Omit every picture while repeating the entries exactly.

Raw records:
## Start

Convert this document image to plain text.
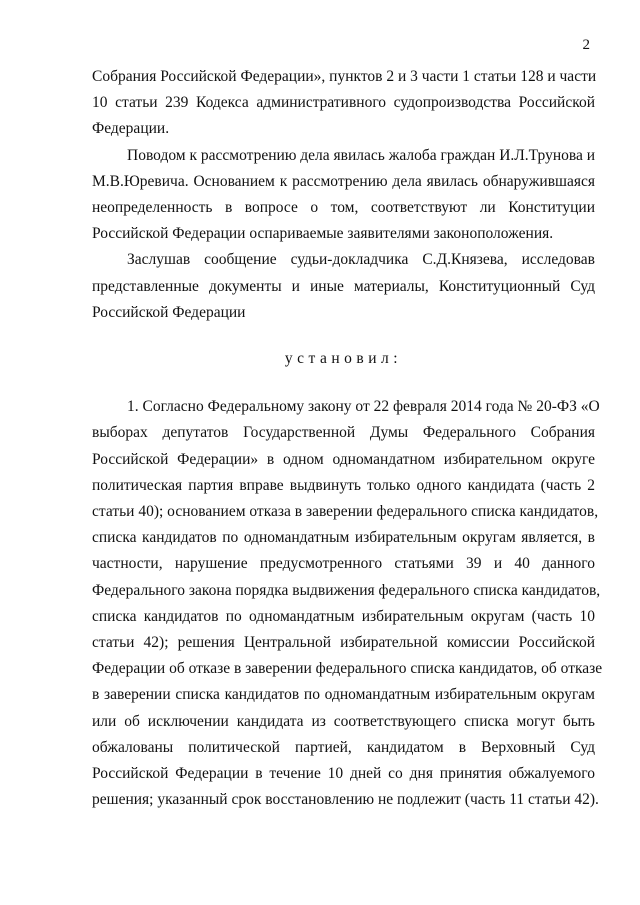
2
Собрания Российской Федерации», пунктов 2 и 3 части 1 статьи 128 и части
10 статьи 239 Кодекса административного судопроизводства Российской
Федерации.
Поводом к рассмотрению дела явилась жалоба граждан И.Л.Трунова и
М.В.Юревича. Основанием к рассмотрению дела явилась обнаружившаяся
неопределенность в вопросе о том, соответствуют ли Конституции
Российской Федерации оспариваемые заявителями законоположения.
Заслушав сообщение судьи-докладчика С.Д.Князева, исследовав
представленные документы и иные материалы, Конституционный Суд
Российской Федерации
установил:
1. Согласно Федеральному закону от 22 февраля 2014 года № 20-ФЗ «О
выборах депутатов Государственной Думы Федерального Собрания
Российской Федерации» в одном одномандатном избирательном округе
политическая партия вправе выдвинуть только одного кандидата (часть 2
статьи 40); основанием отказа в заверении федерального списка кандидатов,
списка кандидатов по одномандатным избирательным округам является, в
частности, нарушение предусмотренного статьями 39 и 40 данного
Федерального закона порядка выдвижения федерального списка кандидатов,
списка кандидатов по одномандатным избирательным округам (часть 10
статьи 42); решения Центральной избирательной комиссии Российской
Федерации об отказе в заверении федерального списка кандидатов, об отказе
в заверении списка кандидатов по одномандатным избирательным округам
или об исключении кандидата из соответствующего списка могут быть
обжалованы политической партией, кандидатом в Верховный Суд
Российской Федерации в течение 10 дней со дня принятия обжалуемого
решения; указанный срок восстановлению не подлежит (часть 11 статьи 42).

## End

Answer to this problem:
Convert this document image to plain text.
2
Собрания Российской Федерации», пунктов 2 и 3 части 1 статьи 128 и части
10 статьи 239 Кодекса административного судопроизводства Российской
Федерации.
Поводом к рассмотрению дела явилась жалоба граждан И.Л.Трунова и
М.В.Юревича. Основанием к рассмотрению дела явилась обнаружившаяся
неопределенность в вопросе о том, соответствуют ли Конституции
Российской Федерации оспариваемые заявителями законоположения.
Заслушав сообщение судьи-докладчика С.Д.Князева, исследовав
представленные документы и иные материалы, Конституционный Суд
Российской Федерации
установил:
1. Согласно Федеральному закону от 22 февраля 2014 года № 20-ФЗ «О
выборах депутатов Государственной Думы Федерального Собрания
Российской Федерации» в одном одномандатном избирательном округе
политическая партия вправе выдвинуть только одного кандидата (часть 2
статьи 40); основанием отказа в заверении федерального списка кандидатов,
списка кандидатов по одномандатным избирательным округам является, в
частности, нарушение предусмотренного статьями 39 и 40 данного
Федерального закона порядка выдвижения федерального списка кандидатов,
списка кандидатов по одномандатным избирательным округам (часть 10
статьи 42); решения Центральной избирательной комиссии Российской
Федерации об отказе в заверении федерального списка кандидатов, об отказе
в заверении списка кандидатов по одномандатным избирательным округам
или об исключении кандидата из соответствующего списка могут быть
обжалованы политической партией, кандидатом в Верховный Суд
Российской Федерации в течение 10 дней со дня принятия обжалуемого
решения; указанный срок восстановлению не подлежит (часть 11 статьи 42).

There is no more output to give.